- _REQUIREMENTS_:
Collect all lines from the listing that include the string "outangs".

━━━ THE INPUT

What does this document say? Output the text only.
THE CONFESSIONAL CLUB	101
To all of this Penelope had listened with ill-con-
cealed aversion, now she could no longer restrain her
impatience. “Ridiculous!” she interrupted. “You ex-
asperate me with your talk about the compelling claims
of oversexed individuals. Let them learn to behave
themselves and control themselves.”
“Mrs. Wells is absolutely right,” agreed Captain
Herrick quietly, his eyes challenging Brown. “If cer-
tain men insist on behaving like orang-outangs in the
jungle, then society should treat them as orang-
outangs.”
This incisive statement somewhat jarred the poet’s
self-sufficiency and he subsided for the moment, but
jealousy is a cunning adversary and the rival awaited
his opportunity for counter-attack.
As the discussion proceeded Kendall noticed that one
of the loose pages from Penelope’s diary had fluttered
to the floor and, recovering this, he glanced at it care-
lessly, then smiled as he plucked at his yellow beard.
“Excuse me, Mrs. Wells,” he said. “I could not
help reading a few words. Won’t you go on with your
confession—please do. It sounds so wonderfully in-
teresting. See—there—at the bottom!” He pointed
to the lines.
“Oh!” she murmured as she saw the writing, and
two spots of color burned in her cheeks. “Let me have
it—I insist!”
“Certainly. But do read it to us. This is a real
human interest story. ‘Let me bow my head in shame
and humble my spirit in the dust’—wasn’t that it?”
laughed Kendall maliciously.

━━━━━━

- _CORRECT RESPONSE_:
tain men insist on behaving like orang-outangs in the
outangs.”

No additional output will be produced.